-- Begin DATA TO PROCESS --

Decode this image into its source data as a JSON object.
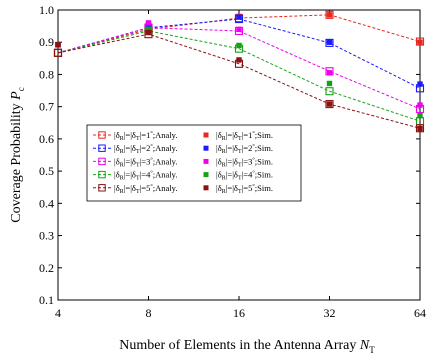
{
  "chart_data": {
    "type": "line",
    "xlabel": "Number of  Elements in the Antenna Array N",
    "xlabel_sub": "T",
    "ylabel": "Coverage Probability P",
    "ylabel_sub": "c",
    "x_scale": "log2",
    "x": [
      4,
      8,
      16,
      32,
      64
    ],
    "x_ticks": [
      "4",
      "8",
      "16",
      "32",
      "64"
    ],
    "ylim": [
      0.1,
      1.0
    ],
    "y_ticks": [
      "0.1",
      "0.2",
      "0.3",
      "0.4",
      "0.5",
      "0.6",
      "0.7",
      "0.8",
      "0.9",
      "1.0"
    ],
    "grid": false,
    "legend_position": "center-left",
    "series": [
      {
        "name": "|δ_R|=|δ_T|=1°;Analy.",
        "style": "dashed-open-square",
        "color": "#e8281e",
        "values": [
          0.867,
          0.94,
          0.975,
          0.985,
          0.902
        ]
      },
      {
        "name": "|δ_R|=|δ_T|=2°;Analy.",
        "style": "dashed-open-square",
        "color": "#1a1aff",
        "values": [
          0.867,
          0.945,
          0.972,
          0.898,
          0.757
        ]
      },
      {
        "name": "|δ_R|=|δ_T|=3°;Analy.",
        "style": "dashed-open-square",
        "color": "#f000f0",
        "values": [
          0.867,
          0.945,
          0.935,
          0.81,
          0.693
        ]
      },
      {
        "name": "|δ_R|=|δ_T|=4°;Analy.",
        "style": "dashed-open-square",
        "color": "#13a313",
        "values": [
          0.867,
          0.935,
          0.88,
          0.748,
          0.655
        ]
      },
      {
        "name": "|δ_R|=|δ_T|=5°;Analy.",
        "style": "dashed-open-square",
        "color": "#8b1010",
        "values": [
          0.867,
          0.925,
          0.833,
          0.708,
          0.633
        ]
      },
      {
        "name": "|δ_R|=|δ_T|=1°;Sim.",
        "style": "filled-square",
        "color": "#e8281e",
        "values": [
          0.893,
          0.948,
          0.98,
          0.985,
          0.9
        ]
      },
      {
        "name": "|δ_R|=|δ_T|=2°;Sim.",
        "style": "filled-square",
        "color": "#1a1aff",
        "values": [
          0.892,
          0.955,
          0.978,
          0.9,
          0.77
        ]
      },
      {
        "name": "|δ_R|=|δ_T|=3°;Sim.",
        "style": "filled-square",
        "color": "#f000f0",
        "values": [
          0.892,
          0.96,
          0.94,
          0.805,
          0.705
        ]
      },
      {
        "name": "|δ_R|=|δ_T|=4°;Sim.",
        "style": "filled-square",
        "color": "#13a313",
        "values": [
          0.892,
          0.94,
          0.89,
          0.772,
          0.672
        ]
      },
      {
        "name": "|δ_R|=|δ_T|=5°;Sim.",
        "style": "filled-square",
        "color": "#8b1010",
        "values": [
          0.892,
          0.93,
          0.845,
          0.708,
          0.632
        ]
      }
    ]
  }
}
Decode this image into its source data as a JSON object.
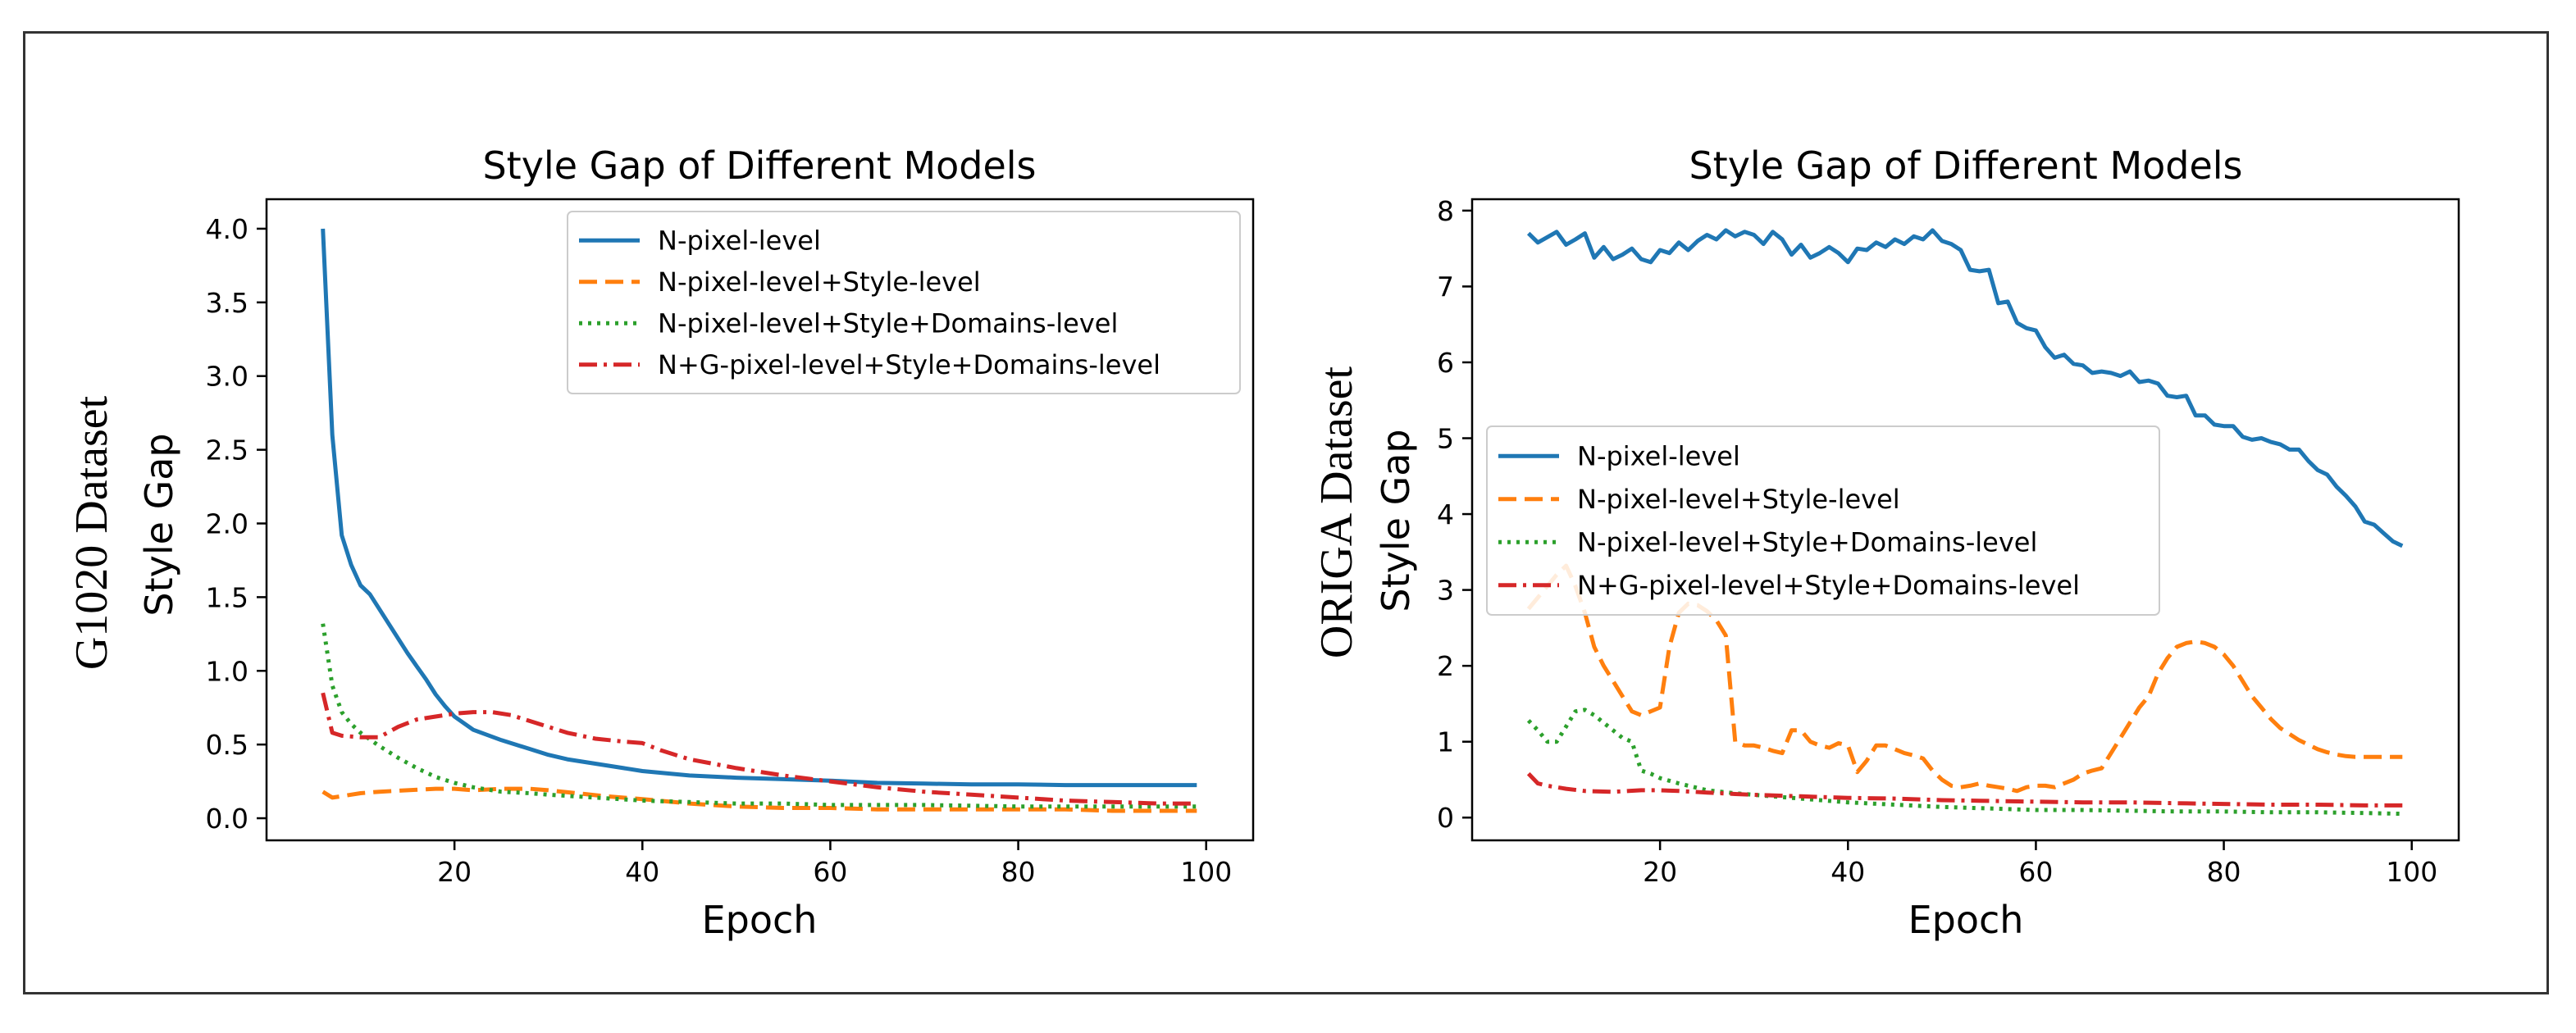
{
  "chart_data": [
    {
      "type": "line",
      "title": "Style Gap of Different Models",
      "dataset_label": "G1020 Dataset",
      "xlabel": "Epoch",
      "ylabel": "Style Gap",
      "xlim": [
        0,
        105
      ],
      "ylim": [
        -0.15,
        4.2
      ],
      "xticks": [
        20,
        40,
        60,
        80,
        100
      ],
      "yticks": [
        "0.0",
        "0.5",
        "1.0",
        "1.5",
        "2.0",
        "2.5",
        "3.0",
        "3.5",
        "4.0"
      ],
      "legend_position": "upper right",
      "series": [
        {
          "name": "N-pixel-level",
          "style": "solid",
          "color": "#1f77b4",
          "x": [
            6,
            7,
            8,
            9,
            10,
            11,
            12,
            13,
            14,
            15,
            16,
            17,
            18,
            19,
            20,
            22,
            25,
            28,
            30,
            32,
            35,
            38,
            40,
            45,
            50,
            55,
            60,
            65,
            70,
            75,
            80,
            85,
            90,
            95,
            99
          ],
          "y": [
            4.0,
            2.6,
            1.92,
            1.72,
            1.58,
            1.52,
            1.42,
            1.32,
            1.22,
            1.12,
            1.03,
            0.94,
            0.84,
            0.76,
            0.69,
            0.6,
            0.53,
            0.47,
            0.43,
            0.4,
            0.37,
            0.34,
            0.32,
            0.29,
            0.275,
            0.265,
            0.255,
            0.24,
            0.235,
            0.23,
            0.23,
            0.225,
            0.225,
            0.225,
            0.225
          ]
        },
        {
          "name": "N-pixel-level+Style-level",
          "style": "dashed",
          "color": "#ff7f0e",
          "x": [
            6,
            7,
            8,
            10,
            12,
            15,
            18,
            20,
            22,
            25,
            28,
            30,
            33,
            36,
            40,
            45,
            50,
            55,
            60,
            65,
            70,
            75,
            80,
            85,
            90,
            95,
            99
          ],
          "y": [
            0.18,
            0.14,
            0.15,
            0.17,
            0.18,
            0.19,
            0.2,
            0.2,
            0.19,
            0.2,
            0.2,
            0.19,
            0.17,
            0.15,
            0.13,
            0.1,
            0.08,
            0.07,
            0.07,
            0.06,
            0.06,
            0.06,
            0.06,
            0.06,
            0.05,
            0.05,
            0.05
          ]
        },
        {
          "name": "N-pixel-level+Style+Domains-level",
          "style": "dotted",
          "color": "#2ca02c",
          "x": [
            6,
            7,
            8,
            9,
            10,
            12,
            14,
            16,
            18,
            20,
            22,
            25,
            28,
            30,
            35,
            40,
            45,
            50,
            55,
            60,
            65,
            70,
            75,
            80,
            85,
            90,
            95,
            99
          ],
          "y": [
            1.32,
            0.9,
            0.72,
            0.64,
            0.58,
            0.49,
            0.41,
            0.34,
            0.28,
            0.24,
            0.21,
            0.18,
            0.17,
            0.16,
            0.14,
            0.12,
            0.11,
            0.1,
            0.1,
            0.09,
            0.09,
            0.09,
            0.085,
            0.08,
            0.08,
            0.08,
            0.08,
            0.08
          ]
        },
        {
          "name": "N+G-pixel-level+Style+Domains-level",
          "style": "dashdot",
          "color": "#d62728",
          "x": [
            6,
            7,
            8,
            10,
            12,
            14,
            16,
            18,
            20,
            22,
            24,
            26,
            28,
            30,
            32,
            35,
            38,
            40,
            42,
            45,
            50,
            55,
            60,
            65,
            70,
            75,
            80,
            85,
            90,
            95,
            99
          ],
          "y": [
            0.85,
            0.58,
            0.56,
            0.55,
            0.55,
            0.62,
            0.67,
            0.69,
            0.71,
            0.72,
            0.72,
            0.7,
            0.66,
            0.62,
            0.58,
            0.54,
            0.52,
            0.51,
            0.46,
            0.4,
            0.34,
            0.29,
            0.25,
            0.21,
            0.18,
            0.16,
            0.14,
            0.12,
            0.11,
            0.1,
            0.1
          ]
        }
      ]
    },
    {
      "type": "line",
      "title": "Style Gap of Different Models",
      "dataset_label": "ORIGA Dataset",
      "xlabel": "Epoch",
      "ylabel": "Style Gap",
      "xlim": [
        0,
        105
      ],
      "ylim": [
        -0.3,
        8.15
      ],
      "xticks": [
        20,
        40,
        60,
        80,
        100
      ],
      "yticks": [
        "0",
        "1",
        "2",
        "3",
        "4",
        "5",
        "6",
        "7",
        "8"
      ],
      "legend_position": "center left",
      "series": [
        {
          "name": "N-pixel-level",
          "style": "solid",
          "color": "#1f77b4",
          "x": [
            6,
            7,
            8,
            9,
            10,
            11,
            12,
            13,
            14,
            15,
            16,
            17,
            18,
            19,
            20,
            21,
            22,
            23,
            24,
            25,
            26,
            27,
            28,
            29,
            30,
            31,
            32,
            33,
            34,
            35,
            36,
            37,
            38,
            39,
            40,
            41,
            42,
            43,
            44,
            45,
            46,
            47,
            48,
            49,
            50,
            51,
            52,
            53,
            54,
            55,
            56,
            57,
            58,
            59,
            60,
            61,
            62,
            63,
            64,
            65,
            66,
            67,
            68,
            69,
            70,
            71,
            72,
            73,
            74,
            75,
            76,
            77,
            78,
            79,
            80,
            81,
            82,
            83,
            84,
            85,
            86,
            87,
            88,
            89,
            90,
            91,
            92,
            93,
            94,
            95,
            96,
            97,
            98,
            99
          ],
          "y": [
            7.7,
            7.58,
            7.65,
            7.72,
            7.55,
            7.62,
            7.7,
            7.38,
            7.52,
            7.36,
            7.42,
            7.5,
            7.36,
            7.32,
            7.48,
            7.44,
            7.58,
            7.48,
            7.6,
            7.68,
            7.62,
            7.74,
            7.66,
            7.72,
            7.68,
            7.56,
            7.72,
            7.62,
            7.42,
            7.55,
            7.38,
            7.44,
            7.52,
            7.44,
            7.32,
            7.5,
            7.48,
            7.58,
            7.52,
            7.62,
            7.56,
            7.66,
            7.62,
            7.74,
            7.6,
            7.56,
            7.48,
            7.22,
            7.2,
            7.22,
            6.78,
            6.8,
            6.52,
            6.45,
            6.42,
            6.2,
            6.06,
            6.1,
            5.98,
            5.96,
            5.86,
            5.88,
            5.86,
            5.82,
            5.88,
            5.74,
            5.76,
            5.72,
            5.56,
            5.54,
            5.56,
            5.3,
            5.3,
            5.18,
            5.16,
            5.16,
            5.02,
            4.98,
            5.0,
            4.95,
            4.92,
            4.85,
            4.85,
            4.7,
            4.58,
            4.52,
            4.36,
            4.24,
            4.1,
            3.9,
            3.86,
            3.75,
            3.64,
            3.58
          ]
        },
        {
          "name": "N-pixel-level+Style-level",
          "style": "dashed",
          "color": "#ff7f0e",
          "x": [
            6,
            7,
            8,
            9,
            10,
            11,
            12,
            13,
            14,
            15,
            16,
            17,
            18,
            19,
            20,
            21,
            22,
            23,
            24,
            25,
            26,
            27,
            28,
            29,
            30,
            31,
            32,
            33,
            34,
            35,
            36,
            37,
            38,
            39,
            40,
            41,
            42,
            43,
            44,
            45,
            46,
            47,
            48,
            49,
            50,
            51,
            52,
            53,
            54,
            55,
            56,
            57,
            58,
            59,
            60,
            61,
            62,
            63,
            64,
            65,
            66,
            67,
            68,
            69,
            70,
            71,
            72,
            73,
            74,
            75,
            76,
            77,
            78,
            79,
            80,
            81,
            82,
            83,
            84,
            85,
            86,
            87,
            88,
            89,
            90,
            91,
            92,
            93,
            94,
            95,
            96,
            97,
            98,
            99
          ],
          "y": [
            2.75,
            2.9,
            3.05,
            3.2,
            3.32,
            3.05,
            2.7,
            2.25,
            2.0,
            1.8,
            1.6,
            1.4,
            1.35,
            1.4,
            1.45,
            2.25,
            2.7,
            2.82,
            2.8,
            2.72,
            2.6,
            2.4,
            1.0,
            0.95,
            0.95,
            0.92,
            0.88,
            0.85,
            1.15,
            1.15,
            1.0,
            0.95,
            0.92,
            0.98,
            0.95,
            0.6,
            0.75,
            0.95,
            0.95,
            0.9,
            0.85,
            0.82,
            0.78,
            0.62,
            0.5,
            0.42,
            0.4,
            0.42,
            0.45,
            0.42,
            0.4,
            0.38,
            0.35,
            0.4,
            0.42,
            0.42,
            0.4,
            0.45,
            0.5,
            0.58,
            0.62,
            0.65,
            0.85,
            1.05,
            1.25,
            1.45,
            1.6,
            1.9,
            2.1,
            2.25,
            2.3,
            2.32,
            2.3,
            2.25,
            2.15,
            2.0,
            1.8,
            1.6,
            1.45,
            1.3,
            1.18,
            1.1,
            1.02,
            0.96,
            0.9,
            0.86,
            0.83,
            0.81,
            0.8,
            0.8,
            0.8,
            0.8,
            0.8,
            0.8
          ]
        },
        {
          "name": "N-pixel-level+Style+Domains-level",
          "style": "dotted",
          "color": "#2ca02c",
          "x": [
            6,
            7,
            8,
            9,
            10,
            11,
            12,
            13,
            14,
            15,
            16,
            17,
            18,
            19,
            20,
            22,
            25,
            28,
            30,
            35,
            40,
            45,
            50,
            55,
            60,
            65,
            70,
            75,
            80,
            85,
            90,
            95,
            99
          ],
          "y": [
            1.28,
            1.15,
            1.0,
            1.0,
            1.2,
            1.4,
            1.42,
            1.35,
            1.25,
            1.15,
            1.05,
            1.0,
            0.62,
            0.58,
            0.52,
            0.45,
            0.36,
            0.32,
            0.3,
            0.25,
            0.2,
            0.17,
            0.14,
            0.12,
            0.1,
            0.1,
            0.09,
            0.08,
            0.08,
            0.07,
            0.07,
            0.06,
            0.05
          ]
        },
        {
          "name": "N+G-pixel-level+Style+Domains-level",
          "style": "dashdot",
          "color": "#d62728",
          "x": [
            6,
            7,
            8,
            10,
            12,
            15,
            18,
            20,
            22,
            25,
            28,
            30,
            35,
            40,
            45,
            50,
            55,
            60,
            65,
            70,
            75,
            80,
            85,
            90,
            95,
            99
          ],
          "y": [
            0.58,
            0.45,
            0.42,
            0.38,
            0.35,
            0.34,
            0.36,
            0.36,
            0.35,
            0.33,
            0.31,
            0.3,
            0.28,
            0.26,
            0.25,
            0.23,
            0.22,
            0.21,
            0.2,
            0.2,
            0.19,
            0.18,
            0.17,
            0.17,
            0.16,
            0.16
          ]
        }
      ]
    }
  ]
}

-- End DATA TO PROCESS --

How many lines in the records above hold the word "left"? Give only the number.

2